All entries must be extracted exactly, with nothing added or dropped.

--- begin RECORD LIST ---

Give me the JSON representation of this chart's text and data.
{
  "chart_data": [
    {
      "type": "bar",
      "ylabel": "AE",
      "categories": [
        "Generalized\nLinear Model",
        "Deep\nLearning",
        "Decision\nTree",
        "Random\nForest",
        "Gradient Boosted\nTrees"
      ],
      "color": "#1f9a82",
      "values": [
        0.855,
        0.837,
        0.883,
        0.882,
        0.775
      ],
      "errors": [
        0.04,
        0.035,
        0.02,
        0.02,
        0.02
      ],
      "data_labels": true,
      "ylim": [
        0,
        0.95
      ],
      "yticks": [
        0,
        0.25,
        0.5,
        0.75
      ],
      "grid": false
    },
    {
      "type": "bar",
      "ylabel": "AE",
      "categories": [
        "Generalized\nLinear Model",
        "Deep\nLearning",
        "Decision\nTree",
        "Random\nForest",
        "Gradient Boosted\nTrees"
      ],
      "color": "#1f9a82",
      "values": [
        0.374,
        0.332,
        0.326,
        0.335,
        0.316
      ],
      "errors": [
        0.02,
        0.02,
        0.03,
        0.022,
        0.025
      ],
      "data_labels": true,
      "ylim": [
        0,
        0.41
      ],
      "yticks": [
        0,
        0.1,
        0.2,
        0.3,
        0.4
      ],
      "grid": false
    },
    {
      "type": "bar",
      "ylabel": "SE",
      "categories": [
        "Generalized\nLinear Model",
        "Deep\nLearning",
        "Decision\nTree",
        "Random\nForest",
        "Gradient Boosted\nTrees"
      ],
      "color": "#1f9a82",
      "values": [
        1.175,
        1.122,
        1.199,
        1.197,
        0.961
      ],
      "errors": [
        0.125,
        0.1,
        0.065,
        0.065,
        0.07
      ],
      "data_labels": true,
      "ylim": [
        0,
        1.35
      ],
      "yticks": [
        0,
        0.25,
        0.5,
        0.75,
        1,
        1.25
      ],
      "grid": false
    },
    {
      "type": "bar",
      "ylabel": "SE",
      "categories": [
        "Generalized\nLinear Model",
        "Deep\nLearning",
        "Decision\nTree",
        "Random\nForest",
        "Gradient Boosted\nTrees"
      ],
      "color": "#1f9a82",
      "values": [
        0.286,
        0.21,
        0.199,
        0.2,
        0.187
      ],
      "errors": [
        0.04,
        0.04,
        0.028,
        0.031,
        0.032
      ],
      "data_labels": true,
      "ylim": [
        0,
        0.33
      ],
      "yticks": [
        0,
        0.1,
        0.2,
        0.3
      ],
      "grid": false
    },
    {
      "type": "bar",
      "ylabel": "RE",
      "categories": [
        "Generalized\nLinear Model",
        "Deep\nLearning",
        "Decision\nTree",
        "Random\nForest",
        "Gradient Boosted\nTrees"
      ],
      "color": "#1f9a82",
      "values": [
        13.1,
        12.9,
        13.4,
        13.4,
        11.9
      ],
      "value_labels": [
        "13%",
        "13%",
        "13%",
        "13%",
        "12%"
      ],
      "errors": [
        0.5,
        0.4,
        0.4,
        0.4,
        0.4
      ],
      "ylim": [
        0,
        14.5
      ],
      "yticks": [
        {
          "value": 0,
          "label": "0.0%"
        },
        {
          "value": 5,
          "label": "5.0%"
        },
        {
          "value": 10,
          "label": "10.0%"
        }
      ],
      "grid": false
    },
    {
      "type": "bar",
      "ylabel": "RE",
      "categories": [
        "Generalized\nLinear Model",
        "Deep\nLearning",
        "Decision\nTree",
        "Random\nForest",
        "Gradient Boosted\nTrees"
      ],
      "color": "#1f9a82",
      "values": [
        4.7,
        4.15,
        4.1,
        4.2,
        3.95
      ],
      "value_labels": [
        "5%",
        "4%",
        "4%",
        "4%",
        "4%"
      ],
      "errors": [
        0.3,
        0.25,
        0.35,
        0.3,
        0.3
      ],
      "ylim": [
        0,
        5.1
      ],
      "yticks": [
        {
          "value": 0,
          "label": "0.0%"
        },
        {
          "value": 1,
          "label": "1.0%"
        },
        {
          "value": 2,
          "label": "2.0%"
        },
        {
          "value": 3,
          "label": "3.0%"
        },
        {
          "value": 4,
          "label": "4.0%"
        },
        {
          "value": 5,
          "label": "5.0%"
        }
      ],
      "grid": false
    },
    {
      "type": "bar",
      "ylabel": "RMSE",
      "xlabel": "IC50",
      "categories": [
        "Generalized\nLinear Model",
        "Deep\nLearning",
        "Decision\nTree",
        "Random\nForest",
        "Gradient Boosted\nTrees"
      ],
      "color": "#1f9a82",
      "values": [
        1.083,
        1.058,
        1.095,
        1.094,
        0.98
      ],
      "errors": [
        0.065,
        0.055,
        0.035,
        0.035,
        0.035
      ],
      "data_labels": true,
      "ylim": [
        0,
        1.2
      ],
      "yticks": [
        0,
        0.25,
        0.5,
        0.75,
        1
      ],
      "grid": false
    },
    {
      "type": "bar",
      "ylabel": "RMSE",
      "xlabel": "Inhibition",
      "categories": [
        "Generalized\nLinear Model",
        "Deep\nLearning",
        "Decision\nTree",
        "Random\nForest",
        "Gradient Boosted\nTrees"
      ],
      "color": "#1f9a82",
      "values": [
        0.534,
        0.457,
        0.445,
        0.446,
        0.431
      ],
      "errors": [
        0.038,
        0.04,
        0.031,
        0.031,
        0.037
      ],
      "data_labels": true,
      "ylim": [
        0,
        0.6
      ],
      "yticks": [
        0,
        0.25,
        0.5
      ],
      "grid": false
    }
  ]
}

--- end RECORD LIST ---

### RESULT OF THIS EXERCISE
Give me the JSON representation of this chart's text and data.
{
  "chart_data": [
    {
      "type": "bar",
      "ylabel": "AE",
      "categories": [
        "Generalized\nLinear Model",
        "Deep\nLearning",
        "Decision\nTree",
        "Random\nForest",
        "Gradient Boosted\nTrees"
      ],
      "color": "#1f9a82",
      "values": [
        0.855,
        0.837,
        0.883,
        0.882,
        0.775
      ],
      "errors": [
        0.04,
        0.035,
        0.02,
        0.02,
        0.02
      ],
      "data_labels": true,
      "ylim": [
        0,
        0.95
      ],
      "yticks": [
        0,
        0.25,
        0.5,
        0.75
      ],
      "grid": false
    },
    {
      "type": "bar",
      "ylabel": "AE",
      "categories": [
        "Generalized\nLinear Model",
        "Deep\nLearning",
        "Decision\nTree",
        "Random\nForest",
        "Gradient Boosted\nTrees"
      ],
      "color": "#1f9a82",
      "values": [
        0.374,
        0.332,
        0.326,
        0.335,
        0.316
      ],
      "errors": [
        0.02,
        0.02,
        0.03,
        0.022,
        0.025
      ],
      "data_labels": true,
      "ylim": [
        0,
        0.41
      ],
      "yticks": [
        0,
        0.1,
        0.2,
        0.3,
        0.4
      ],
      "grid": false
    },
    {
      "type": "bar",
      "ylabel": "SE",
      "categories": [
        "Generalized\nLinear Model",
        "Deep\nLearning",
        "Decision\nTree",
        "Random\nForest",
        "Gradient Boosted\nTrees"
      ],
      "color": "#1f9a82",
      "values": [
        1.175,
        1.122,
        1.199,
        1.197,
        0.961
      ],
      "errors": [
        0.125,
        0.1,
        0.065,
        0.065,
        0.07
      ],
      "data_labels": true,
      "ylim": [
        0,
        1.35
      ],
      "yticks": [
        0,
        0.25,
        0.5,
        0.75,
        1,
        1.25
      ],
      "grid": false
    },
    {
      "type": "bar",
      "ylabel": "SE",
      "categories": [
        "Generalized\nLinear Model",
        "Deep\nLearning",
        "Decision\nTree",
        "Random\nForest",
        "Gradient Boosted\nTrees"
      ],
      "color": "#1f9a82",
      "values": [
        0.286,
        0.21,
        0.199,
        0.2,
        0.187
      ],
      "errors": [
        0.04,
        0.04,
        0.028,
        0.031,
        0.032
      ],
      "data_labels": true,
      "ylim": [
        0,
        0.33
      ],
      "yticks": [
        0,
        0.1,
        0.2,
        0.3
      ],
      "grid": false
    },
    {
      "type": "bar",
      "ylabel": "RE",
      "categories": [
        "Generalized\nLinear Model",
        "Deep\nLearning",
        "Decision\nTree",
        "Random\nForest",
        "Gradient Boosted\nTrees"
      ],
      "color": "#1f9a82",
      "values": [
        13.1,
        12.9,
        13.4,
        13.4,
        11.9
      ],
      "value_labels": [
        "13%",
        "13%",
        "13%",
        "13%",
        "12%"
      ],
      "errors": [
        0.5,
        0.4,
        0.4,
        0.4,
        0.4
      ],
      "ylim": [
        0,
        14.5
      ],
      "yticks": [
        {
          "value": 0,
          "label": "0.0%"
        },
        {
          "value": 5,
          "label": "5.0%"
        },
        {
          "value": 10,
          "label": "10.0%"
        }
      ],
      "grid": false
    },
    {
      "type": "bar",
      "ylabel": "RE",
      "categories": [
        "Generalized\nLinear Model",
        "Deep\nLearning",
        "Decision\nTree",
        "Random\nForest",
        "Gradient Boosted\nTrees"
      ],
      "color": "#1f9a82",
      "values": [
        4.7,
        4.15,
        4.1,
        4.2,
        3.95
      ],
      "value_labels": [
        "5%",
        "4%",
        "4%",
        "4%",
        "4%"
      ],
      "errors": [
        0.3,
        0.25,
        0.35,
        0.3,
        0.3
      ],
      "ylim": [
        0,
        5.1
      ],
      "yticks": [
        {
          "value": 0,
          "label": "0.0%"
        },
        {
          "value": 1,
          "label": "1.0%"
        },
        {
          "value": 2,
          "label": "2.0%"
        },
        {
          "value": 3,
          "label": "3.0%"
        },
        {
          "value": 4,
          "label": "4.0%"
        },
        {
          "value": 5,
          "label": "5.0%"
        }
      ],
      "grid": false
    },
    {
      "type": "bar",
      "ylabel": "RMSE",
      "xlabel": "IC50",
      "categories": [
        "Generalized\nLinear Model",
        "Deep\nLearning",
        "Decision\nTree",
        "Random\nForest",
        "Gradient Boosted\nTrees"
      ],
      "color": "#1f9a82",
      "values": [
        1.083,
        1.058,
        1.095,
        1.094,
        0.98
      ],
      "errors": [
        0.065,
        0.055,
        0.035,
        0.035,
        0.035
      ],
      "data_labels": true,
      "ylim": [
        0,
        1.2
      ],
      "yticks": [
        0,
        0.25,
        0.5,
        0.75,
        1
      ],
      "grid": false
    },
    {
      "type": "bar",
      "ylabel": "RMSE",
      "xlabel": "Inhibition",
      "categories": [
        "Generalized\nLinear Model",
        "Deep\nLearning",
        "Decision\nTree",
        "Random\nForest",
        "Gradient Boosted\nTrees"
      ],
      "color": "#1f9a82",
      "values": [
        0.534,
        0.457,
        0.445,
        0.446,
        0.431
      ],
      "errors": [
        0.038,
        0.04,
        0.031,
        0.031,
        0.037
      ],
      "data_labels": true,
      "ylim": [
        0,
        0.6
      ],
      "yticks": [
        0,
        0.25,
        0.5
      ],
      "grid": false
    }
  ]
}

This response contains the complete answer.